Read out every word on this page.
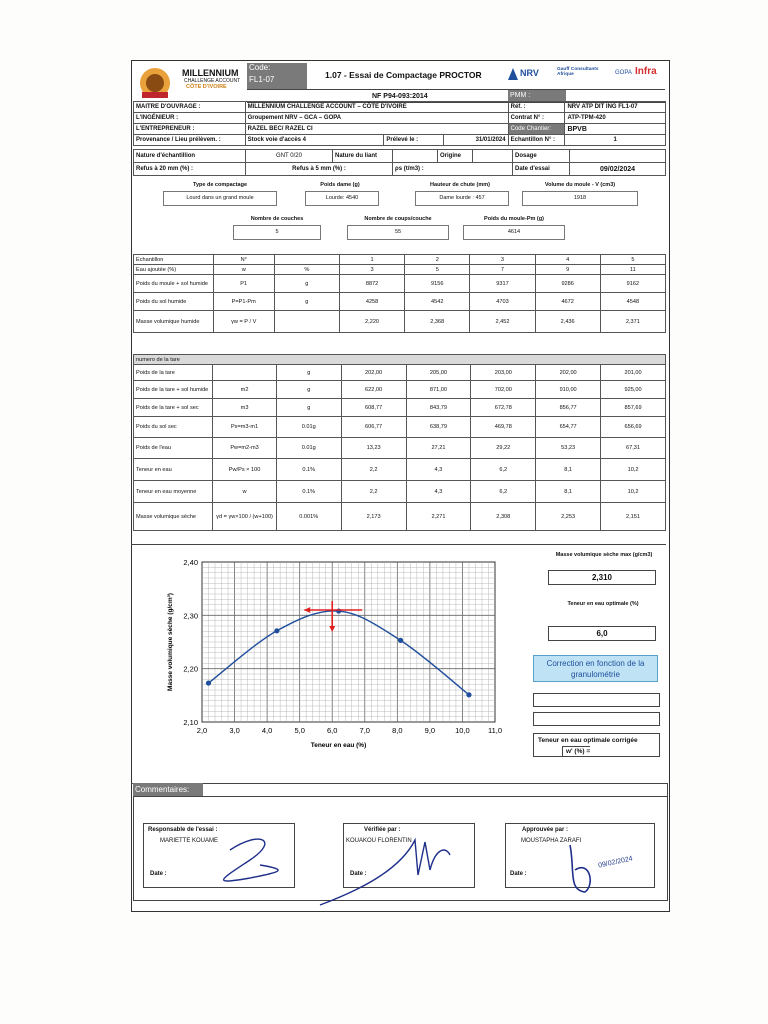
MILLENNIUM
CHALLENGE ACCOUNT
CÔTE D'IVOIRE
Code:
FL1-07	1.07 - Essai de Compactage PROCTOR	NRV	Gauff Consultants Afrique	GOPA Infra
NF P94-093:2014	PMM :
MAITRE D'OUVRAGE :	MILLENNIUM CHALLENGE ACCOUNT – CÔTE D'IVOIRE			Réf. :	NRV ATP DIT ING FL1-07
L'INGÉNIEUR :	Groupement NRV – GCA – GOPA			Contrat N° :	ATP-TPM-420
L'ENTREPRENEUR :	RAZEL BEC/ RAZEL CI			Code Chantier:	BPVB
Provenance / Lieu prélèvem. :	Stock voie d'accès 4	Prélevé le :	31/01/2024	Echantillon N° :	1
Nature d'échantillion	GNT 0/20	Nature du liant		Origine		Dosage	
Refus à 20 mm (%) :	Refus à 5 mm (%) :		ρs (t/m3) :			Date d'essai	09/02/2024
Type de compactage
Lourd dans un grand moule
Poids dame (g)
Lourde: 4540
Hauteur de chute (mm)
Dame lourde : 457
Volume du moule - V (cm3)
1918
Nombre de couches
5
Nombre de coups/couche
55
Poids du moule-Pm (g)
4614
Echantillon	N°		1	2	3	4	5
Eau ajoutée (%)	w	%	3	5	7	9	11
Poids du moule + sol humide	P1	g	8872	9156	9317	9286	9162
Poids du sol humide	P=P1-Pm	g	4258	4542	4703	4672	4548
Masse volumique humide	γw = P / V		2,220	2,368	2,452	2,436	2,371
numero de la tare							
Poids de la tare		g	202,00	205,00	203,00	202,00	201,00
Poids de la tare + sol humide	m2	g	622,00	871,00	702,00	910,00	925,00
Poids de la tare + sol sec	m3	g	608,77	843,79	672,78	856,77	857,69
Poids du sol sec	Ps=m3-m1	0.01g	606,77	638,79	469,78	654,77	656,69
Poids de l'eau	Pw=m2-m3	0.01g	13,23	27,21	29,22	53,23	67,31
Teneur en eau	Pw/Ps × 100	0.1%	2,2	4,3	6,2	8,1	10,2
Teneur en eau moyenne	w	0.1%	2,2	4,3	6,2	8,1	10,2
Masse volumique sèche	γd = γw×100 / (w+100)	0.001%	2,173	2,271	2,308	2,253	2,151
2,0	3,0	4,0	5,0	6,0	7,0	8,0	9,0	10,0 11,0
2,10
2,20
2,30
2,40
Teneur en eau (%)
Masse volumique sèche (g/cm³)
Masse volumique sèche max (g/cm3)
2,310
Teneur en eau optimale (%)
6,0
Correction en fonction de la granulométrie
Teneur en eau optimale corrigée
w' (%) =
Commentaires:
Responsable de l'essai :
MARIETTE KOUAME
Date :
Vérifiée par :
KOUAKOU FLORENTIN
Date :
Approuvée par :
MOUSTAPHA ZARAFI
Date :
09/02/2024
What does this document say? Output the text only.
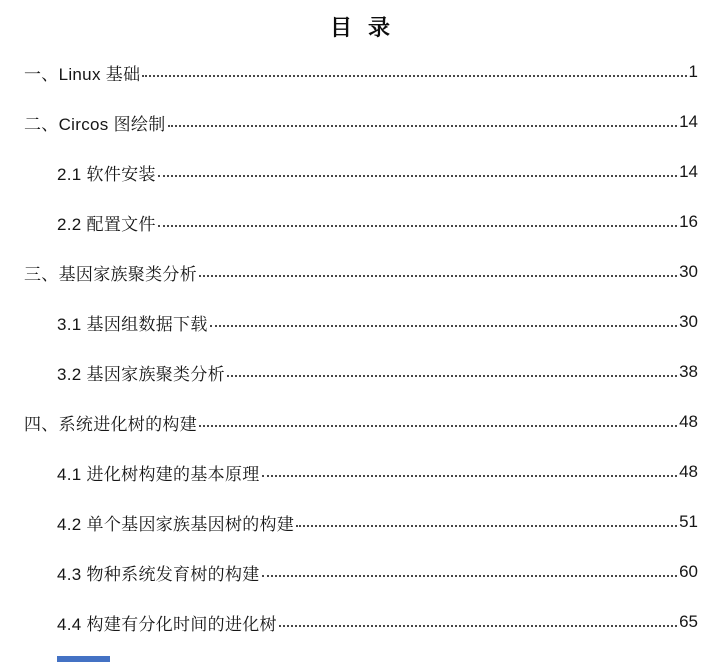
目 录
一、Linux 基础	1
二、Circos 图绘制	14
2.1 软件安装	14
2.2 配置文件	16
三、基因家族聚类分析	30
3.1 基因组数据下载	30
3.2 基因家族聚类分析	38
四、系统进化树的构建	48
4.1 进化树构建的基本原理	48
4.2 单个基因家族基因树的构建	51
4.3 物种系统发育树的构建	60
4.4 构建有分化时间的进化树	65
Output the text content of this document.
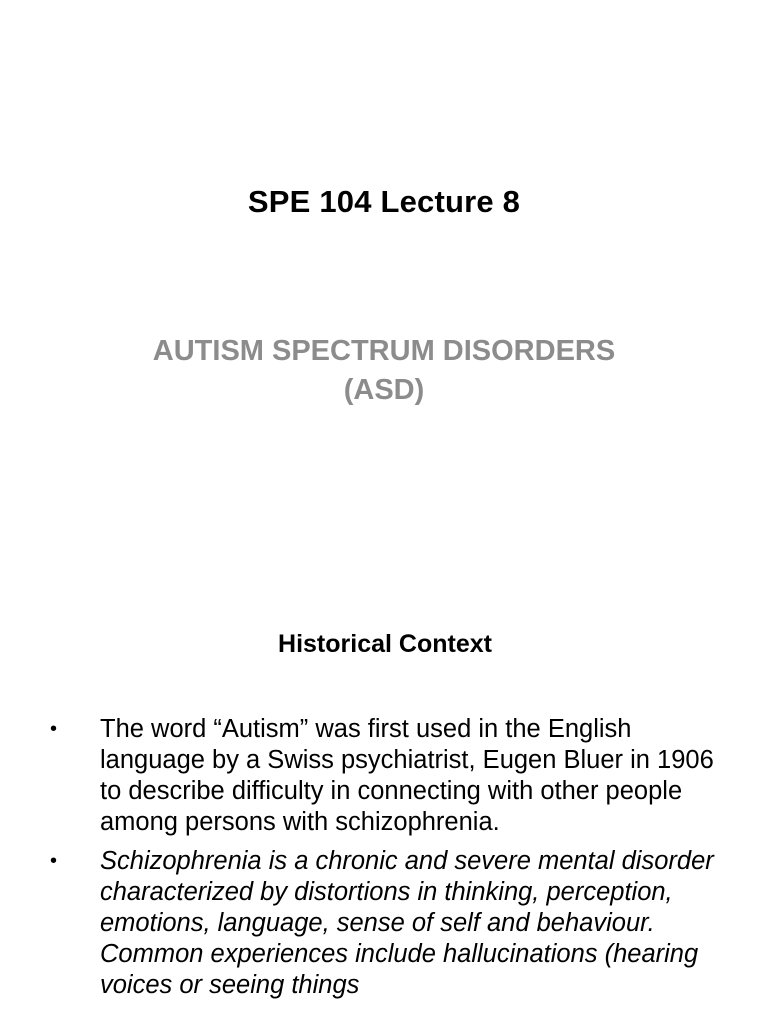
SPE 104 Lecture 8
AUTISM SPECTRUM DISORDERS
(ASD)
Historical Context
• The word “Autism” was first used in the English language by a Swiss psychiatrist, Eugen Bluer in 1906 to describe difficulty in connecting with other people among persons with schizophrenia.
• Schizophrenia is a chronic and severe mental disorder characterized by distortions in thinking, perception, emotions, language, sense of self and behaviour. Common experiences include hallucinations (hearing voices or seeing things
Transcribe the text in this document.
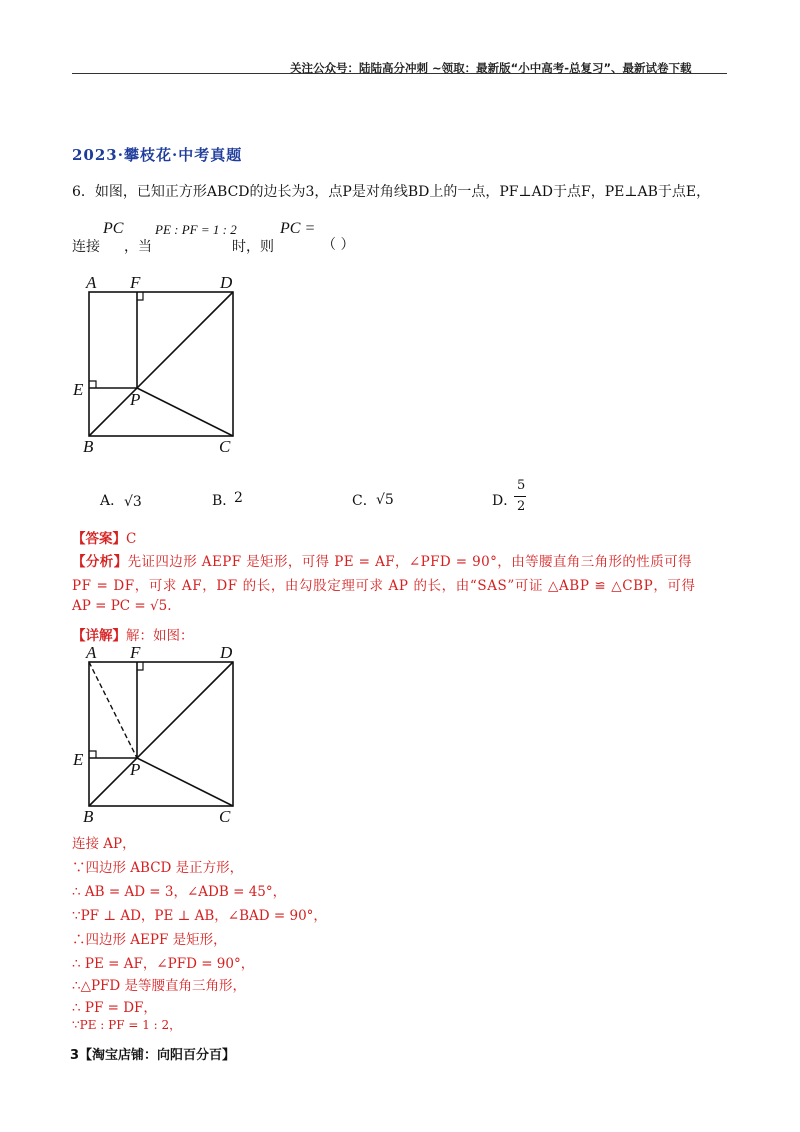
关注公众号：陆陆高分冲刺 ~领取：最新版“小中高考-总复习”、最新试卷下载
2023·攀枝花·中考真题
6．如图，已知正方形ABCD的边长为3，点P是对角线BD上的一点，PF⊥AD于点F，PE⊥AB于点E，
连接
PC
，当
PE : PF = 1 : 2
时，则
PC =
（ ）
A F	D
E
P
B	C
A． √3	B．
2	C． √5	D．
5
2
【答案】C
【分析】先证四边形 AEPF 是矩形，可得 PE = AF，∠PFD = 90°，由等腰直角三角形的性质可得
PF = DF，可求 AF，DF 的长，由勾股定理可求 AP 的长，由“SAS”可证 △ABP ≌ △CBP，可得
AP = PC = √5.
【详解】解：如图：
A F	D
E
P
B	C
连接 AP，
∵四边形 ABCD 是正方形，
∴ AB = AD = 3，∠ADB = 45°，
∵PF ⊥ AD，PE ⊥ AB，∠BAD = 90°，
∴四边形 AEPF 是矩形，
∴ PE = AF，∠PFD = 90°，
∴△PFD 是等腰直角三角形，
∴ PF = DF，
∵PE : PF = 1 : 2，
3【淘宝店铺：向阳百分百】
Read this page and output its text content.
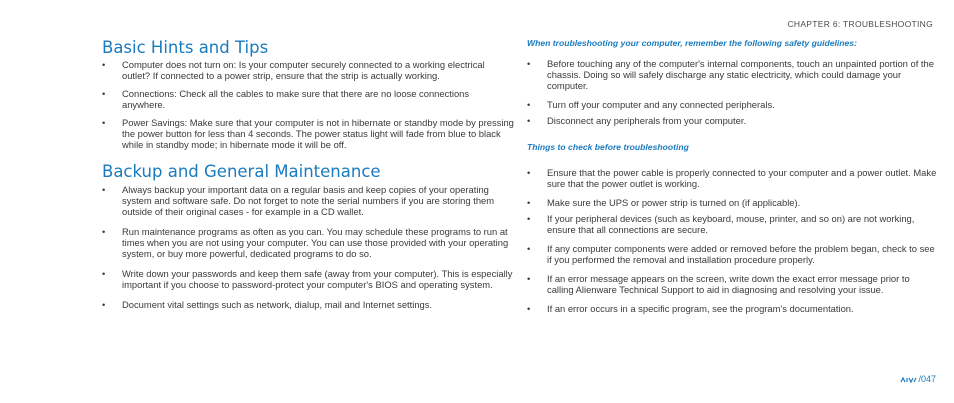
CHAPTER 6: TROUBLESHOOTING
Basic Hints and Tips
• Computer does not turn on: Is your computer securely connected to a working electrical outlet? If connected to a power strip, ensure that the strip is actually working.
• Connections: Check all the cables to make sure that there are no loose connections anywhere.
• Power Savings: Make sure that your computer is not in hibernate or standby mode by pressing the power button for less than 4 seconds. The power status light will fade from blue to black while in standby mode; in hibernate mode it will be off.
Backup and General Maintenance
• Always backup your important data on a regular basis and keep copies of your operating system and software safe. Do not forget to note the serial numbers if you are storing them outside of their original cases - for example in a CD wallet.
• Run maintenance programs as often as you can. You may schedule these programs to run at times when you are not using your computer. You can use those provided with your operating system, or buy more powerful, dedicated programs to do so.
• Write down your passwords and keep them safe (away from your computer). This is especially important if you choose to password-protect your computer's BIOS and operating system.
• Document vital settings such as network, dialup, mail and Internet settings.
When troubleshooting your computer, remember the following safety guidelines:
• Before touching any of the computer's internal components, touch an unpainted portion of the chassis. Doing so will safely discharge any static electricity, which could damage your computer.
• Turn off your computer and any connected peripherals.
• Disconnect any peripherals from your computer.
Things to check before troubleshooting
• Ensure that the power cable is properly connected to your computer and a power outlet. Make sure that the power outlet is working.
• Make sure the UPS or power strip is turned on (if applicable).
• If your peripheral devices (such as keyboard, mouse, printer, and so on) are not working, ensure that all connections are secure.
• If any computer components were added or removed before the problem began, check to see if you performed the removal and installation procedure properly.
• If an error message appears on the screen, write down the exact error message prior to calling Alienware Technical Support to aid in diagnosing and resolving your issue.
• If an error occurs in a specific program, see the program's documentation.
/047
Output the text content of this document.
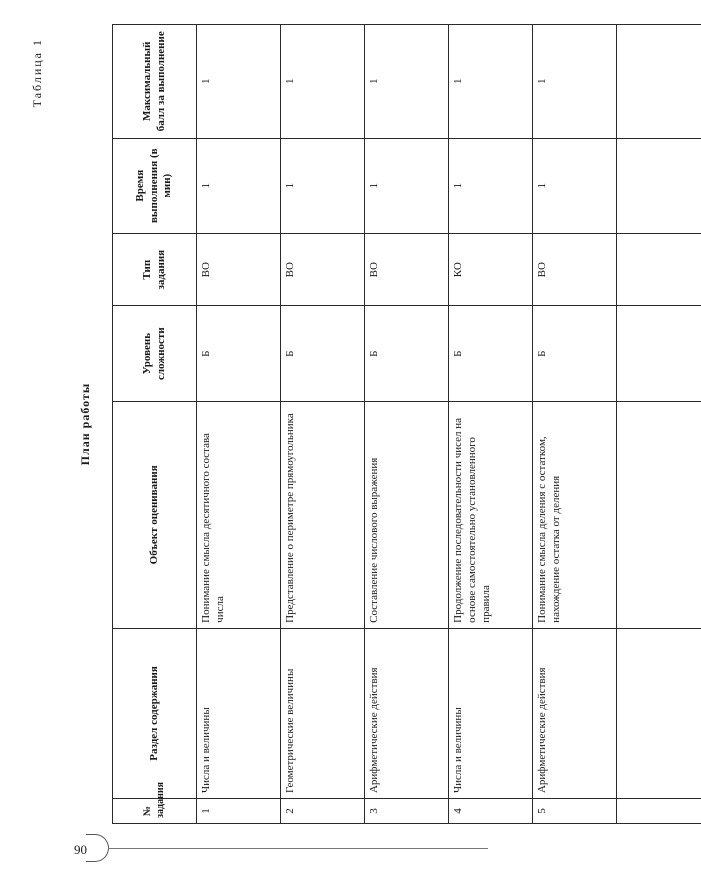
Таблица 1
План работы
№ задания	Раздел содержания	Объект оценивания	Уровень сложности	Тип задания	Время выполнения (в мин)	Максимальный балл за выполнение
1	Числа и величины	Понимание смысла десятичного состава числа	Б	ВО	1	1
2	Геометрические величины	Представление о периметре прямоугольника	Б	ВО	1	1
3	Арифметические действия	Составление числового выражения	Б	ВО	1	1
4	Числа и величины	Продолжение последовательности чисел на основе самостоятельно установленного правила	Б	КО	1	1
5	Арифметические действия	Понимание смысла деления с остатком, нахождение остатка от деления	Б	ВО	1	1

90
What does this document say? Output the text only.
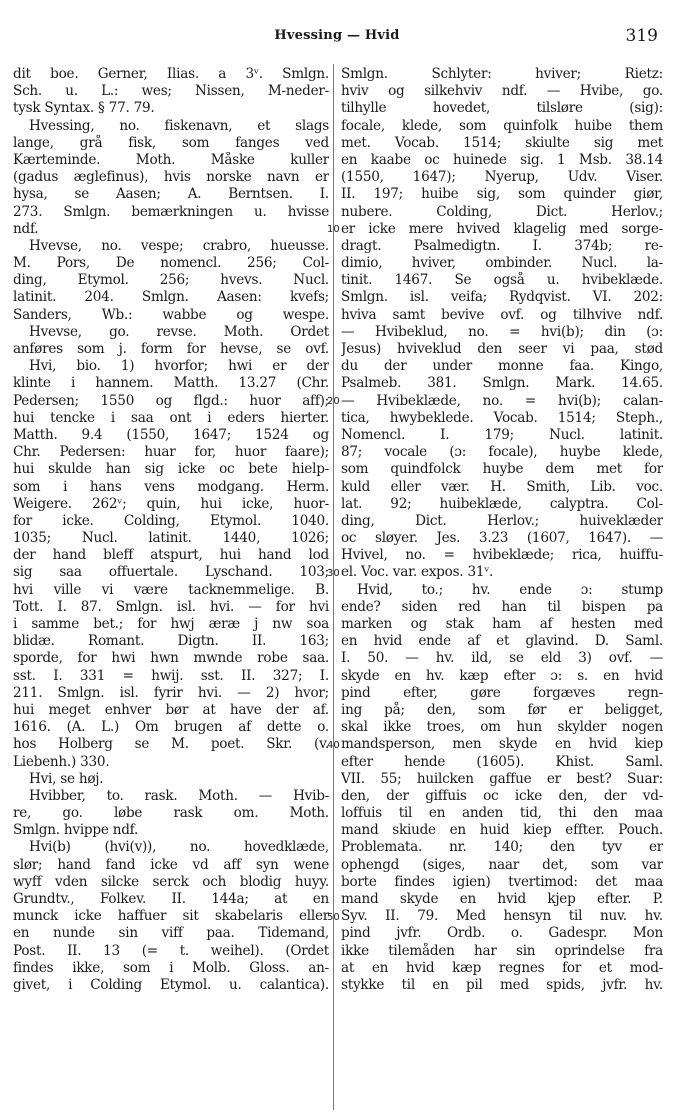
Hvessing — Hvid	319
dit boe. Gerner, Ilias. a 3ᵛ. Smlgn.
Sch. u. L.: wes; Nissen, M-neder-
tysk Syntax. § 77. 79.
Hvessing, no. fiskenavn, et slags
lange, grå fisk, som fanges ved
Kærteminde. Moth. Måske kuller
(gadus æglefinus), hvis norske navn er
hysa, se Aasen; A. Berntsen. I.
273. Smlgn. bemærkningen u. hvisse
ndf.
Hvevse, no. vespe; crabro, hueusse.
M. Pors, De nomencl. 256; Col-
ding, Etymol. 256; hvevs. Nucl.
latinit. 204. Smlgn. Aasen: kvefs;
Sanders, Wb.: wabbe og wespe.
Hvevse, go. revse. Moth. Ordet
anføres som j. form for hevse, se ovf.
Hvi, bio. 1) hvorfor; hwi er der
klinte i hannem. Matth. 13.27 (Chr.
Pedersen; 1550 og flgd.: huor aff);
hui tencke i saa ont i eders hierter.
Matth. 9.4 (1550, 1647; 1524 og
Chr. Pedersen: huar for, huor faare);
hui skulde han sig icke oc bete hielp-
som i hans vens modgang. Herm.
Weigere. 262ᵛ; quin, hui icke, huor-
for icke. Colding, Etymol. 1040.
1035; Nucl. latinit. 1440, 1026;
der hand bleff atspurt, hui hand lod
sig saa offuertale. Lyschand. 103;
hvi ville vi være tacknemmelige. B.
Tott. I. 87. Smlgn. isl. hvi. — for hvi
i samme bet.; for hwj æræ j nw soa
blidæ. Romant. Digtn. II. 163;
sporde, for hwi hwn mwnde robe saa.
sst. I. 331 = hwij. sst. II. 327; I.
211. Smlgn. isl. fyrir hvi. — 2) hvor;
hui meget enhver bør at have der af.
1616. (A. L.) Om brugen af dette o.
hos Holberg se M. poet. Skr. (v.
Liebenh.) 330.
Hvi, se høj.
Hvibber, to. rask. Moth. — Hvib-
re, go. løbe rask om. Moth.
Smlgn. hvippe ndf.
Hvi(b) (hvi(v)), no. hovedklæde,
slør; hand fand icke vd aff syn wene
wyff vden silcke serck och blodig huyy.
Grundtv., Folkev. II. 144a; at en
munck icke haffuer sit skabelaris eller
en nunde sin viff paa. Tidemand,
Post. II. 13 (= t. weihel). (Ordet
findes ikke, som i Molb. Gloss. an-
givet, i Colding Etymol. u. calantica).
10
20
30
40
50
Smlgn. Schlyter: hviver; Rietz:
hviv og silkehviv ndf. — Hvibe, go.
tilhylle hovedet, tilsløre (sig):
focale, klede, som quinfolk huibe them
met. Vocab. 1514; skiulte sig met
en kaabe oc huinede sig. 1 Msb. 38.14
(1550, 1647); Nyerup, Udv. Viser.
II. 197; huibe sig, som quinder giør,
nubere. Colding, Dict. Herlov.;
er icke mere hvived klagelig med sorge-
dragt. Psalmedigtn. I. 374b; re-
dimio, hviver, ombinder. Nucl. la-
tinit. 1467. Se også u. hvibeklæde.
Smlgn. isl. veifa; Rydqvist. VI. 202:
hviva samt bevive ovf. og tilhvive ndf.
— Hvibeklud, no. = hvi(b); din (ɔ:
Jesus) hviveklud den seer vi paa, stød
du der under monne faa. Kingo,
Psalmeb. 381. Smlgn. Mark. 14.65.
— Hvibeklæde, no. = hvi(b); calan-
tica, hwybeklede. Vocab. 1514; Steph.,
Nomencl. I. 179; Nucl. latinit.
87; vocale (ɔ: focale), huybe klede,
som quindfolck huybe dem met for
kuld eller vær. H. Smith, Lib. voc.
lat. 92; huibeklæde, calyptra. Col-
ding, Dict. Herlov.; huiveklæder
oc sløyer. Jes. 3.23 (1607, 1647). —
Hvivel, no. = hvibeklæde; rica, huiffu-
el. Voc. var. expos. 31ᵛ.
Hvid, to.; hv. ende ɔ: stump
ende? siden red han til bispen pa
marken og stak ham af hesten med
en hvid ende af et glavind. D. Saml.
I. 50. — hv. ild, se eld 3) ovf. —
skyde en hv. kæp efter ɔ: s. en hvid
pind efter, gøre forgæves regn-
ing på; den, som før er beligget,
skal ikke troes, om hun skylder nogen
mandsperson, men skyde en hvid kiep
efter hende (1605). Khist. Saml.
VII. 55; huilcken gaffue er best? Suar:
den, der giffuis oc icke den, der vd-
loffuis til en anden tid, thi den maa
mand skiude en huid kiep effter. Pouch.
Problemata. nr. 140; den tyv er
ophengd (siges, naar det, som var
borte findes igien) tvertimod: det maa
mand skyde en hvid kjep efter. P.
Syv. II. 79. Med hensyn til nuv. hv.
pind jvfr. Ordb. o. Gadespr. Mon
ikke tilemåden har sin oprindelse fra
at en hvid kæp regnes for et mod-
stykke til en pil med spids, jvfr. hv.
————
WRITTEN EXERCISE. Pull every line containing "kiep" out of the records.

IN RESPONSE.
mandsperson, men skyde en hvid kiep
mand skiude en huid kiep effter. Pouch.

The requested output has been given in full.